INPUT FOR THIS TASK

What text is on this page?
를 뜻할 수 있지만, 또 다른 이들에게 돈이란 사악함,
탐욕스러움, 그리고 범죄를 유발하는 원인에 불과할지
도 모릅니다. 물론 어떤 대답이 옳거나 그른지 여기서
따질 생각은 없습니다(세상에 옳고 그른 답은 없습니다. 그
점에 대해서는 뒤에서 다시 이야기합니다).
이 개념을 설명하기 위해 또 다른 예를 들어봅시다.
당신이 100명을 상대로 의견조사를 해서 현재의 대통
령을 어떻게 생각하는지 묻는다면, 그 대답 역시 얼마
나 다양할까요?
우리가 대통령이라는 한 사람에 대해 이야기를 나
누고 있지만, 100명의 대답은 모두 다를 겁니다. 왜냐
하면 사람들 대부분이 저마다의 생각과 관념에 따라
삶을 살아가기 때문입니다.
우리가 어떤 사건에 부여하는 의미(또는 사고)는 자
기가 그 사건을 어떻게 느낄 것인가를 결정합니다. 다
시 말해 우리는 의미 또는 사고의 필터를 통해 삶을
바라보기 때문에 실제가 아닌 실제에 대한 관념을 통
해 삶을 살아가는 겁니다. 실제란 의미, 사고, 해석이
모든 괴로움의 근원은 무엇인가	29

TASK BRIEF
From the first line to the last, please quote the material above exactly.

ANSWER TO THE TASK
What text is on this page?
를 뜻할 수 있지만, 또 다른 이들에게 돈이란 사악함,
탐욕스러움, 그리고 범죄를 유발하는 원인에 불과할지
도 모릅니다. 물론 어떤 대답이 옳거나 그른지 여기서
따질 생각은 없습니다(세상에 옳고 그른 답은 없습니다. 그
점에 대해서는 뒤에서 다시 이야기합니다).
이 개념을 설명하기 위해 또 다른 예를 들어봅시다.
당신이 100명을 상대로 의견조사를 해서 현재의 대통
령을 어떻게 생각하는지 묻는다면, 그 대답 역시 얼마
나 다양할까요?
우리가 대통령이라는 한 사람에 대해 이야기를 나
누고 있지만, 100명의 대답은 모두 다를 겁니다. 왜냐
하면 사람들 대부분이 저마다의 생각과 관념에 따라
삶을 살아가기 때문입니다.
우리가 어떤 사건에 부여하는 의미(또는 사고)는 자
기가 그 사건을 어떻게 느낄 것인가를 결정합니다. 다
시 말해 우리는 의미 또는 사고의 필터를 통해 삶을
바라보기 때문에 실제가 아닌 실제에 대한 관념을 통
해 삶을 살아가는 겁니다. 실제란 의미, 사고, 해석이
모든 괴로움의 근원은 무엇인가	29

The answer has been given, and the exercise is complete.